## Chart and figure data
◆ ◆ ◆ ◆ ◆ ◆ ◆

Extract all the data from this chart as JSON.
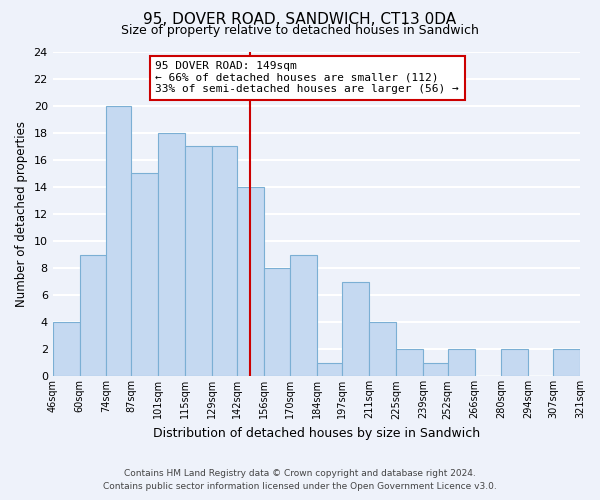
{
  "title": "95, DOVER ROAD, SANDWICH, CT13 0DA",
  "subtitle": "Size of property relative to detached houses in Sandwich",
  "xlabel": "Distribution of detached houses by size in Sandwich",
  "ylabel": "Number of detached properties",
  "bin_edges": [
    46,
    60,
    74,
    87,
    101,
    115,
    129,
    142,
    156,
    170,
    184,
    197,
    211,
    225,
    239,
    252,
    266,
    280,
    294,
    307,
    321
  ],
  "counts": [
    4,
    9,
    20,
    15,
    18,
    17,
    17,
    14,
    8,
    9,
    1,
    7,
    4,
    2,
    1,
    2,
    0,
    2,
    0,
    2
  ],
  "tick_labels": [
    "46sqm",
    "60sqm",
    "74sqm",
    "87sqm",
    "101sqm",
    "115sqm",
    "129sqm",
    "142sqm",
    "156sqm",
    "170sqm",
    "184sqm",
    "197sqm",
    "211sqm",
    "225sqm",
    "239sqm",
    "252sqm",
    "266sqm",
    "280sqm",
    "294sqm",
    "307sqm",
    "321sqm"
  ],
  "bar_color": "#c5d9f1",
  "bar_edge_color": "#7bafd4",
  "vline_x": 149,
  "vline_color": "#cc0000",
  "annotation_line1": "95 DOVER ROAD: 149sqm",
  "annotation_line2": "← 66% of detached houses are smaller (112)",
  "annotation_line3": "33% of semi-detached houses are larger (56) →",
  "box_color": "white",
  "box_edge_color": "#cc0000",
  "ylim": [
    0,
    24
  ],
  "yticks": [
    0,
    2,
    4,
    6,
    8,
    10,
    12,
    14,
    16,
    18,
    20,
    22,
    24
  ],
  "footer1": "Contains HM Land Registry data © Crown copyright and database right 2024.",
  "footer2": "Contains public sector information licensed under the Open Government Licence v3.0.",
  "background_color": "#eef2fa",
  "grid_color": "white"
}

◆ ◆ ◆ ◆ ◆ ◆ ◆

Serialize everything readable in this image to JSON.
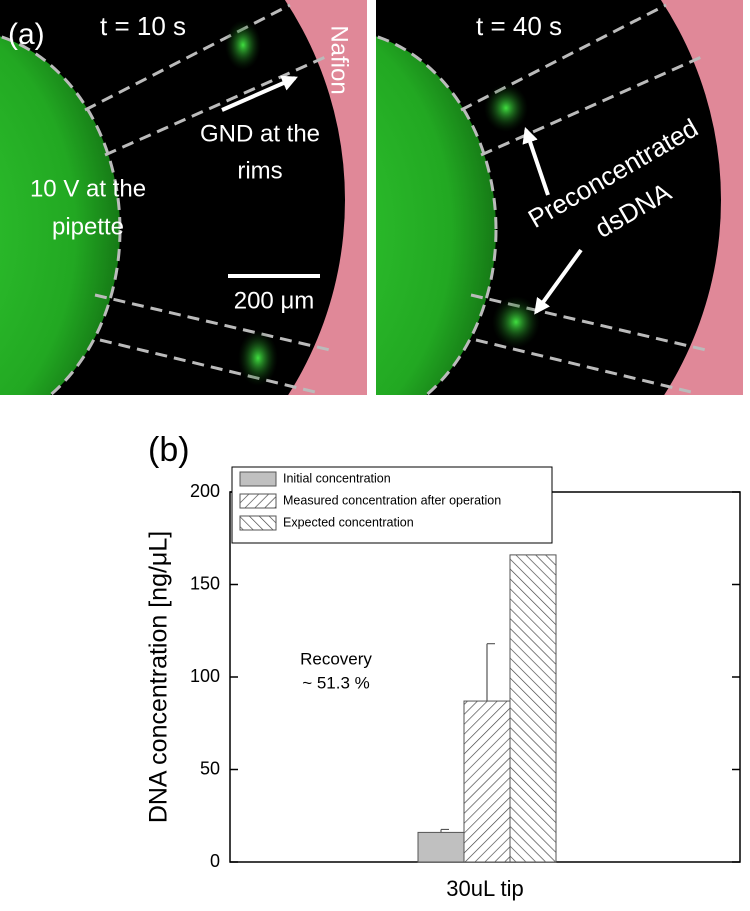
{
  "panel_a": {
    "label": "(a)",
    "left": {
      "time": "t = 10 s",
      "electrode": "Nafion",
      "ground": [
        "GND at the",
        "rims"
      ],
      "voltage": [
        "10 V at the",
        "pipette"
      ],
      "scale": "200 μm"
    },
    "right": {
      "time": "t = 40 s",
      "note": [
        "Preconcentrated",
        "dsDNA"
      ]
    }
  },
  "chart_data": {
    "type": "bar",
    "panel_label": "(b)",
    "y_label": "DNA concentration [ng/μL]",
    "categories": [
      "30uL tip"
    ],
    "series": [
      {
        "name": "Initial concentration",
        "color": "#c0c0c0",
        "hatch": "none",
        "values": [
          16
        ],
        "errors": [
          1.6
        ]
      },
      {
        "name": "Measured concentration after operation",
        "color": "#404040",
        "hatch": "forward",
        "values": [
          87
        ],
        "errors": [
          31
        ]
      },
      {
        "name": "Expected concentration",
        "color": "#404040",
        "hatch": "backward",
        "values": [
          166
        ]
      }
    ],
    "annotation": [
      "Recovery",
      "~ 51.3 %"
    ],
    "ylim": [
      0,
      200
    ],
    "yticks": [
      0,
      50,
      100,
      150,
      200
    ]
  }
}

◆ ◆ ◆ ◆ ◆ ◆ ◆

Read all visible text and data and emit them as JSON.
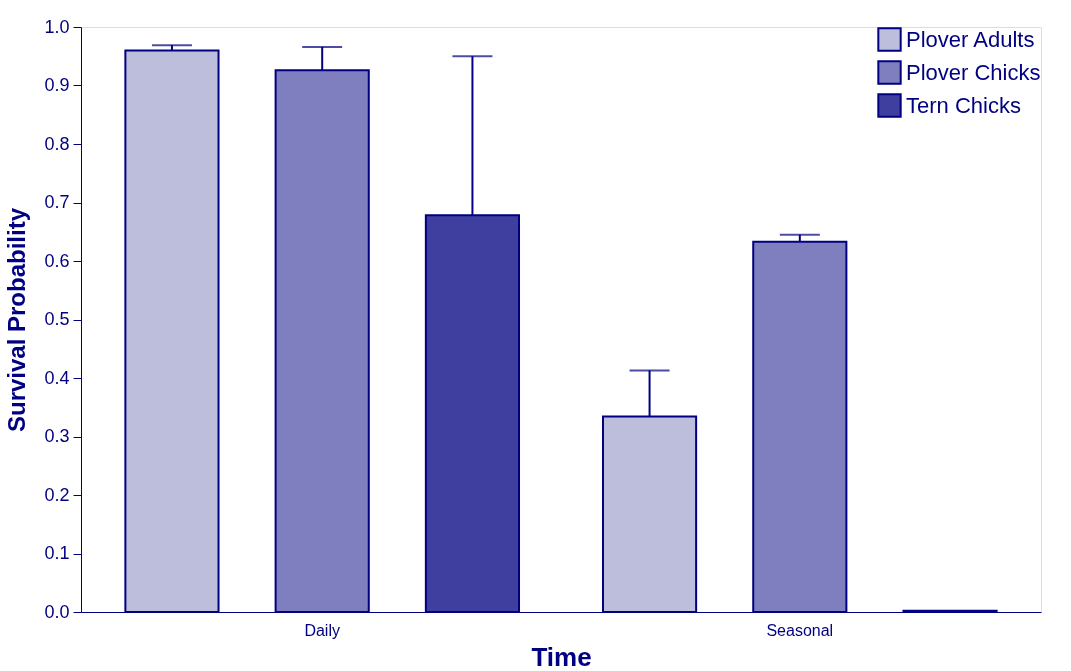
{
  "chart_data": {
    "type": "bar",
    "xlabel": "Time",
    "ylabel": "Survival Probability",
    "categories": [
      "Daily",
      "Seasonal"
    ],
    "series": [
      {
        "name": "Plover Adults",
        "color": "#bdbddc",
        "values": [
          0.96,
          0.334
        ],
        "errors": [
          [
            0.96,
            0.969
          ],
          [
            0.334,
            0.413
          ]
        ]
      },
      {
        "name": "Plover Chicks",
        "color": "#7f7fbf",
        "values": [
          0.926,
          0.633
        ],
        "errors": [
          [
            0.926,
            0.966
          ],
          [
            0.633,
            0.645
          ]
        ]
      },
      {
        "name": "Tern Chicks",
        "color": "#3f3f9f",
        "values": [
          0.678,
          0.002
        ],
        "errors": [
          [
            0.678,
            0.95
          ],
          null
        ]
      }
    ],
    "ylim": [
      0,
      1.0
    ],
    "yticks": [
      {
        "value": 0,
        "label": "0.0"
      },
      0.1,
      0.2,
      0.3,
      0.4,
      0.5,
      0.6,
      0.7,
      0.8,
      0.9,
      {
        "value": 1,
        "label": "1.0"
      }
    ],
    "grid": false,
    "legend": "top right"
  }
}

◆ ◆ ◆ ◆ ◆ ◆ ◆

Look through the data above. Find each line with the string "name" and copy it.

## Right answer
        "name": "Initial concentration",
        "name": "Measured concentration after operation",
        "name": "Expected concentration",
        "name": "Plover Adults",
        "name": "Plover Chicks",
        "name": "Tern Chicks",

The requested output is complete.